WORK INSTRUCTIONS :: Give the number of lines in the data that hold the word "JSON", and nothing else.

DATASET EXCERPTS ::
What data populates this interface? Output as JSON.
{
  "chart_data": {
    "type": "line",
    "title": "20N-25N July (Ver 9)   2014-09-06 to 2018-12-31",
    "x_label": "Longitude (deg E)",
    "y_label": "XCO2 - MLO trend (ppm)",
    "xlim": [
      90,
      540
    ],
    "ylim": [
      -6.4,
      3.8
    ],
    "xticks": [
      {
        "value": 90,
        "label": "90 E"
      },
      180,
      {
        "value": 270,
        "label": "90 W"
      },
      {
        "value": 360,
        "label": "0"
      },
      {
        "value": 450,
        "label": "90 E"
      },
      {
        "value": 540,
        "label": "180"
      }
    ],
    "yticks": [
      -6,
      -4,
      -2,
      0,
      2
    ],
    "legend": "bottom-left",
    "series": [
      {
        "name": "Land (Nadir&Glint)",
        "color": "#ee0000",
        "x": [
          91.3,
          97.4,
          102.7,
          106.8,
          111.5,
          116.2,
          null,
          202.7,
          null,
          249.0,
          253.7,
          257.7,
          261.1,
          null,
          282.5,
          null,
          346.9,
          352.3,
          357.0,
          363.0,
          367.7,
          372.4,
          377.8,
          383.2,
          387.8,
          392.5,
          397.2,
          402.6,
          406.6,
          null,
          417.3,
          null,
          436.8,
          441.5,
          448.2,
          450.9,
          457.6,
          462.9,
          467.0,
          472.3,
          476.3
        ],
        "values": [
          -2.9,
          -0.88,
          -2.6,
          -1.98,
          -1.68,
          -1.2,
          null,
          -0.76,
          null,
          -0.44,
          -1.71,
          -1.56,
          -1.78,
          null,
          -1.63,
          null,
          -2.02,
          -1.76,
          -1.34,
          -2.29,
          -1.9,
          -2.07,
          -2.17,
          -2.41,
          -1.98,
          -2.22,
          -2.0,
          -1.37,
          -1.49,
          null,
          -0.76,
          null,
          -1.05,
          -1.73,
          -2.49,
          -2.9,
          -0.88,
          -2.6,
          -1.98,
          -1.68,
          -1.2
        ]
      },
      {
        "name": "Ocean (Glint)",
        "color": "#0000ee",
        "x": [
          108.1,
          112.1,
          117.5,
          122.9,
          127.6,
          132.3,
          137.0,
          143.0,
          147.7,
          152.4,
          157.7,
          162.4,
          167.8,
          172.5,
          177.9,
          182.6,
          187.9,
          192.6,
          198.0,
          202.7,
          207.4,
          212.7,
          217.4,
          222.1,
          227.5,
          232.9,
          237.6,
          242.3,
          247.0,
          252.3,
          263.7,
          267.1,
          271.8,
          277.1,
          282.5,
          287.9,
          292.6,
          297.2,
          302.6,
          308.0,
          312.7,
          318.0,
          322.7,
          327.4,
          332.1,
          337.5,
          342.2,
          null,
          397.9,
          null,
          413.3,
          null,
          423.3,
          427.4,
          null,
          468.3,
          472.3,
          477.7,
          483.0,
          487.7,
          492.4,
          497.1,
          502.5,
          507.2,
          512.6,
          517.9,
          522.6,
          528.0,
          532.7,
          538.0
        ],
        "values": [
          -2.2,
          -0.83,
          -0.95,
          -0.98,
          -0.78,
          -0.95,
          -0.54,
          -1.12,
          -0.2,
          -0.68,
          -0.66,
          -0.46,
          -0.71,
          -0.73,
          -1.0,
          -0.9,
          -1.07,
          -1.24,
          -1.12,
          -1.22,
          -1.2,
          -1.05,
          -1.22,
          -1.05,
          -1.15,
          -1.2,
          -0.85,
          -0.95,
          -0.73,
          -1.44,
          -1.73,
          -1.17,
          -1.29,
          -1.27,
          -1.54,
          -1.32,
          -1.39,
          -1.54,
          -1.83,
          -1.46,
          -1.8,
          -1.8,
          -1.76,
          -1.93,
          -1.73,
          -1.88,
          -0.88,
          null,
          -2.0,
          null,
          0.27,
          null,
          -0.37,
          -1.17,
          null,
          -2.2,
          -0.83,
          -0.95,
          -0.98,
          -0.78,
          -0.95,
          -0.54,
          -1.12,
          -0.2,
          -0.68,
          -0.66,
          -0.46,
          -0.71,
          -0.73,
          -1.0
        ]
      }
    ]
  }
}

* * *

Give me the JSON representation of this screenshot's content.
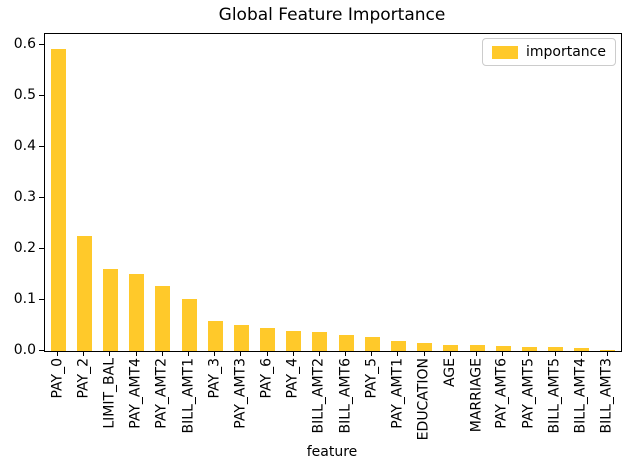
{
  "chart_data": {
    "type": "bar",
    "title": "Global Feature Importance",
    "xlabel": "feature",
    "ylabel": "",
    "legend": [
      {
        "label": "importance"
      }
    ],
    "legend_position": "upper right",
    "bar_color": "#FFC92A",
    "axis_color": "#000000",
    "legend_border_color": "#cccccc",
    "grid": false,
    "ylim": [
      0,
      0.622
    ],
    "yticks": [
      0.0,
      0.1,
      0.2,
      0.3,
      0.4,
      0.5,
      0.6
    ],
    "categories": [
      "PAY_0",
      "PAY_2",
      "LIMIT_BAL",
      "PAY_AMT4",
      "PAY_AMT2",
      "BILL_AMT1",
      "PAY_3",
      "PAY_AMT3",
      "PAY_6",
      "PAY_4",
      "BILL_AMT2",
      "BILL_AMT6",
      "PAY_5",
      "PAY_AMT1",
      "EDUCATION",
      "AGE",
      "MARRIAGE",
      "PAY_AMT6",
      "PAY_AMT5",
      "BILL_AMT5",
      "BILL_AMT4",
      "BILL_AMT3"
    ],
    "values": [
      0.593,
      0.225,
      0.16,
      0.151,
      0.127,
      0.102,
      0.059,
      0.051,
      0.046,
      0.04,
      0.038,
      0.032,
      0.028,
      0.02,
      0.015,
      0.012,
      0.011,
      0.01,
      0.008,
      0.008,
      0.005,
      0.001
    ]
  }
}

...

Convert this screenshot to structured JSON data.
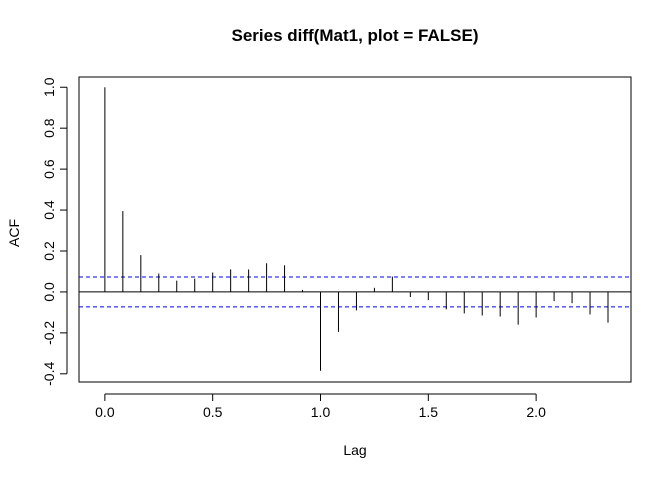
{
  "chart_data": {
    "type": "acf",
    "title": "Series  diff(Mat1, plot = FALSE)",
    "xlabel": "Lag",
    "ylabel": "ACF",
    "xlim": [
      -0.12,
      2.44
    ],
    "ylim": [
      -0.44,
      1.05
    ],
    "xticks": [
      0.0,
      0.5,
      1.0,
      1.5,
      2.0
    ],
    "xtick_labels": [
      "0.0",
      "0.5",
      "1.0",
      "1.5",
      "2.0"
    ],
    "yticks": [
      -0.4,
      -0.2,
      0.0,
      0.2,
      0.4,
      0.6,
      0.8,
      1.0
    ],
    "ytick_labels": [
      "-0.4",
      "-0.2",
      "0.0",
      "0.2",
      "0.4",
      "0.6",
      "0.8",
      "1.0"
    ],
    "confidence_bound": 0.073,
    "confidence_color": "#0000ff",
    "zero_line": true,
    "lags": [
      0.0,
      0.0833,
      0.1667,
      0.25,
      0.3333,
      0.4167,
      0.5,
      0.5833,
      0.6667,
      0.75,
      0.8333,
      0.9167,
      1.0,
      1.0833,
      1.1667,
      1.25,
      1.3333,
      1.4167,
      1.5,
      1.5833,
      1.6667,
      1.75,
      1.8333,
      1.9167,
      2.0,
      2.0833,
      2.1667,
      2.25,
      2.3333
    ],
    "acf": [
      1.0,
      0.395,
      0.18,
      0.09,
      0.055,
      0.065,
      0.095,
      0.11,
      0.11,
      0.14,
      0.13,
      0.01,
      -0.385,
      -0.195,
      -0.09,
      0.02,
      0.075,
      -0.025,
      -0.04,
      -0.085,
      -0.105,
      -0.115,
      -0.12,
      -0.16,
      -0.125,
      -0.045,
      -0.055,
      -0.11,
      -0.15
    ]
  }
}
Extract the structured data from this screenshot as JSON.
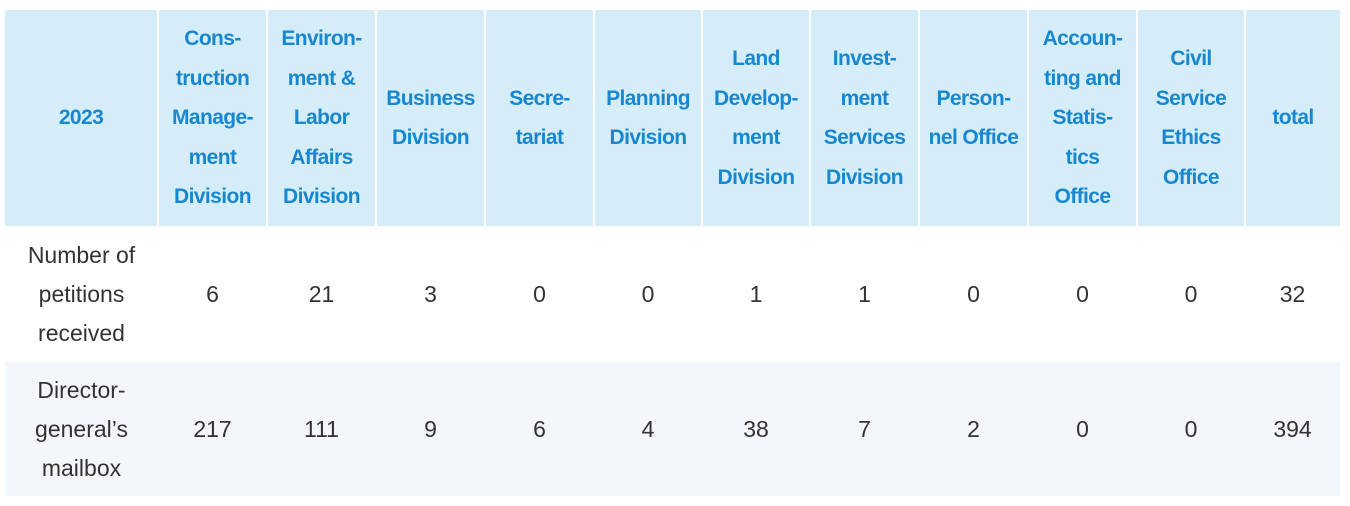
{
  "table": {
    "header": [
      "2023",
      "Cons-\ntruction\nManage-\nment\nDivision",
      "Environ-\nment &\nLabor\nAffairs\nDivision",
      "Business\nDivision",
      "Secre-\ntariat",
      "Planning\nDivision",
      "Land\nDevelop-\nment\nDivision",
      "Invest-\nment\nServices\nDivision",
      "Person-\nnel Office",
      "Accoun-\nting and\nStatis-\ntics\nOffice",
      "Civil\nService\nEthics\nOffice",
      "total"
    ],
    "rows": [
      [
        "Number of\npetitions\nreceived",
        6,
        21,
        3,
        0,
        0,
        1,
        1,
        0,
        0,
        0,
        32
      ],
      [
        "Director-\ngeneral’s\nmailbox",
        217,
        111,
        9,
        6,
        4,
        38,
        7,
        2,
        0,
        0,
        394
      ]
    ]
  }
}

RESULT FOR THIS EXERCISE :: 4